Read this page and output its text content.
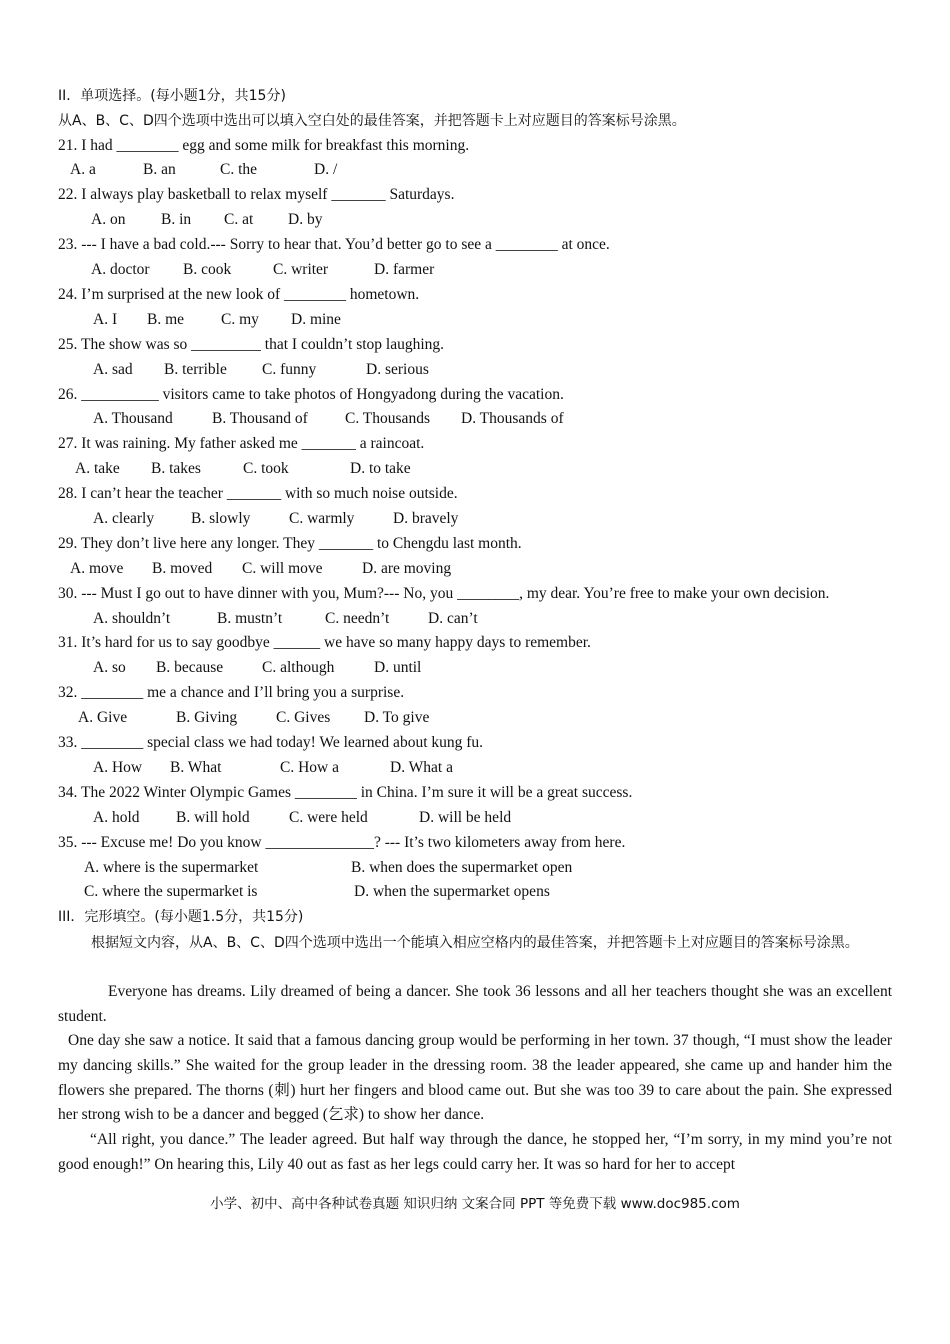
II．单项选择。(每小题1分，共15分)
从A、B、C、D四个选项中选出可以填入空白处的最佳答案，并把答题卡上对应题目的答案标号涂黑。
21. I had ________ egg and some milk for breakfast this morning.
A. a	B. an	C. the	D. /
22. I always play basketball to relax myself _______ Saturdays.
A. on B. in C. at D. by
23. --- I have a bad cold.--- Sorry to hear that. You’d better go to see a ________ at once.
A. doctor B. cook	C. writer	D. farmer
24. I’m surprised at the new look of ________ hometown.
A. I B. me C. my D. mine
25. The show was so _________ that I couldn’t stop laughing.
A. sad B. terrible C. funny	D. serious
26. __________ visitors came to take photos of Hongyadong during the vacation.
A. Thousand	B. Thousand of C. Thousands D. Thousands of
27. It was raining. My father asked me _______ a raincoat.
A. take B. takes	C. took	D. to take
28. I can’t hear the teacher _______ with so much noise outside.
A. clearly B. slowly C. warmly D. bravely
29. They don’t live here any longer. They _______ to Chengdu last month.
A. move B. moved C. will move	D. are moving
30. --- Must I go out to have dinner with you, Mum?--- No, you ________, my dear. You’re free to make your own decision.
A. shouldn’t	B. mustn’t	C. needn’t D. can’t
31. It’s hard for us to say goodbye ______ we have so many happy days to remember.
A. so B. because	C. although	D. until
32. ________ me a chance and I’ll bring you a surprise.
A. Give	B. Giving	C. Gives D. To give
33. ________ special class we had today! We learned about kung fu.
A. How B. What	C. How a	D. What a
34. The 2022 Winter Olympic Games ________ in China. I’m sure it will be a great success.
A. hold B. will hold	C. were held	D. will be held
35. --- Excuse me! Do you know ______________? --- It’s two kilometers away from here.
A. where is the supermarket	B. when does the supermarket open
C. where the supermarket is	D. when the supermarket opens
III．完形填空。(每小题1.5分，共15分)
根据短文内容，从A、B、C、D四个选项中选出一个能填入相应空格内的最佳答案，并把答题卡上对应题目的答案标号涂黑。
Everyone has dreams. Lily dreamed of being a dancer. She took 36 lessons and all her teachers thought she was an excellent student.
One day she saw a notice. It said that a famous dancing group would be performing in her town. 37 though, “I must show the leader my dancing skills.” She waited for the group leader in the dressing room. 38 the leader appeared, she came up and hander him the flowers she prepared. The thorns (刺) hurt her fingers and blood came out. But she was too 39 to care about the pain. She expressed her strong wish to be a dancer and begged (乞求) to show her dance.
“All right, you dance.” The leader agreed. But half way through the dance, he stopped her, “I’m sorry, in my mind you’re not good enough!” On hearing this, Lily 40 out as fast as her legs could carry her. It was so hard for her to accept
小学、初中、高中各种试卷真题 知识归纳 文案合同 PPT 等免费下载 www.doc985.com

■ **WHAT TO WORK ON**:
Count all lines of the data that include "came". The answer is the number alone.

■ **OUTPUT FOR THIS EXERCISE**:
2